Write out the data below in full. Keep it exact.

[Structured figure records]

- - -

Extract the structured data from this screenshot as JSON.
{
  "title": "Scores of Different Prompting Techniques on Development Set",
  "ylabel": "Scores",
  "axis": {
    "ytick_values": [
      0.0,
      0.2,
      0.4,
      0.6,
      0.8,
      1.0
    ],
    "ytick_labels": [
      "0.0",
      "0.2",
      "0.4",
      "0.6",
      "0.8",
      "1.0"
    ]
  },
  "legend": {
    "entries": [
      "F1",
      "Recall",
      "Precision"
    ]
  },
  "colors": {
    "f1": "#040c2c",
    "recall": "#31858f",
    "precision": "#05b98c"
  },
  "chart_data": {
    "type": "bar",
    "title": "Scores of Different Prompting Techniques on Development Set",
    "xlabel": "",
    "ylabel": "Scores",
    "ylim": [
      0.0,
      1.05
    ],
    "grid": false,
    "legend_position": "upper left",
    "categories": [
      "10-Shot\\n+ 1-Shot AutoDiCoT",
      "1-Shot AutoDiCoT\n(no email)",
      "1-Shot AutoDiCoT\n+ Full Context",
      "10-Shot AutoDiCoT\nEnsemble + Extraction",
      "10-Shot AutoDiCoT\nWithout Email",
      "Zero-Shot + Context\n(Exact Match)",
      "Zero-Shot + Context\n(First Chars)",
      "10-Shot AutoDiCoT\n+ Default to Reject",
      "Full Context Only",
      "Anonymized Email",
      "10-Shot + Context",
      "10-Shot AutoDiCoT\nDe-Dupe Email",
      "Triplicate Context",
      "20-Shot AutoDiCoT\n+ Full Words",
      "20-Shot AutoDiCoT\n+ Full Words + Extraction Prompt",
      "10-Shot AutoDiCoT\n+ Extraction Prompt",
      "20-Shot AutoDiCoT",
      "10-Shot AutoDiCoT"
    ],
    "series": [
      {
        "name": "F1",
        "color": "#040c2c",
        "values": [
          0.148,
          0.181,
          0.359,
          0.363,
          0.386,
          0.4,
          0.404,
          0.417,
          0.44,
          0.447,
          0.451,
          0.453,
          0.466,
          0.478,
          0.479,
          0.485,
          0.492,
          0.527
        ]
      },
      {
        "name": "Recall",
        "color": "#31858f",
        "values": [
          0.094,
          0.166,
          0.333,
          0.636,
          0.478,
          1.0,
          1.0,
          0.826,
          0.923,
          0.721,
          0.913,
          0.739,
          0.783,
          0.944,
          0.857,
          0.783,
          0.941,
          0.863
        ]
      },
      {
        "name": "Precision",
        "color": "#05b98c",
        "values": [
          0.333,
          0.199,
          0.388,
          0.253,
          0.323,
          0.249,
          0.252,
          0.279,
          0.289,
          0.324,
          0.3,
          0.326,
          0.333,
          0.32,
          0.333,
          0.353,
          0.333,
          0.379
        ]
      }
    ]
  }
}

- - -

SOLUTION FOR THIS TASK —
Extract the structured data from this screenshot as JSON.
{
  "title": "Scores of Different Prompting Techniques on Development Set",
  "ylabel": "Scores",
  "axis": {
    "ytick_values": [
      0.0,
      0.2,
      0.4,
      0.6,
      0.8,
      1.0
    ],
    "ytick_labels": [
      "0.0",
      "0.2",
      "0.4",
      "0.6",
      "0.8",
      "1.0"
    ]
  },
  "legend": {
    "entries": [
      "F1",
      "Recall",
      "Precision"
    ]
  },
  "colors": {
    "f1": "#040c2c",
    "recall": "#31858f",
    "precision": "#05b98c"
  },
  "chart_data": {
    "type": "bar",
    "title": "Scores of Different Prompting Techniques on Development Set",
    "xlabel": "",
    "ylabel": "Scores",
    "ylim": [
      0.0,
      1.05
    ],
    "grid": false,
    "legend_position": "upper left",
    "categories": [
      "10-Shot\\n+ 1-Shot AutoDiCoT",
      "1-Shot AutoDiCoT\n(no email)",
      "1-Shot AutoDiCoT\n+ Full Context",
      "10-Shot AutoDiCoT\nEnsemble + Extraction",
      "10-Shot AutoDiCoT\nWithout Email",
      "Zero-Shot + Context\n(Exact Match)",
      "Zero-Shot + Context\n(First Chars)",
      "10-Shot AutoDiCoT\n+ Default to Reject",
      "Full Context Only",
      "Anonymized Email",
      "10-Shot + Context",
      "10-Shot AutoDiCoT\nDe-Dupe Email",
      "Triplicate Context",
      "20-Shot AutoDiCoT\n+ Full Words",
      "20-Shot AutoDiCoT\n+ Full Words + Extraction Prompt",
      "10-Shot AutoDiCoT\n+ Extraction Prompt",
      "20-Shot AutoDiCoT",
      "10-Shot AutoDiCoT"
    ],
    "series": [
      {
        "name": "F1",
        "color": "#040c2c",
        "values": [
          0.148,
          0.181,
          0.359,
          0.363,
          0.386,
          0.4,
          0.404,
          0.417,
          0.44,
          0.447,
          0.451,
          0.453,
          0.466,
          0.478,
          0.479,
          0.485,
          0.492,
          0.527
        ]
      },
      {
        "name": "Recall",
        "color": "#31858f",
        "values": [
          0.094,
          0.166,
          0.333,
          0.636,
          0.478,
          1.0,
          1.0,
          0.826,
          0.923,
          0.721,
          0.913,
          0.739,
          0.783,
          0.944,
          0.857,
          0.783,
          0.941,
          0.863
        ]
      },
      {
        "name": "Precision",
        "color": "#05b98c",
        "values": [
          0.333,
          0.199,
          0.388,
          0.253,
          0.323,
          0.249,
          0.252,
          0.279,
          0.289,
          0.324,
          0.3,
          0.326,
          0.333,
          0.32,
          0.333,
          0.353,
          0.333,
          0.379
        ]
      }
    ]
  }
}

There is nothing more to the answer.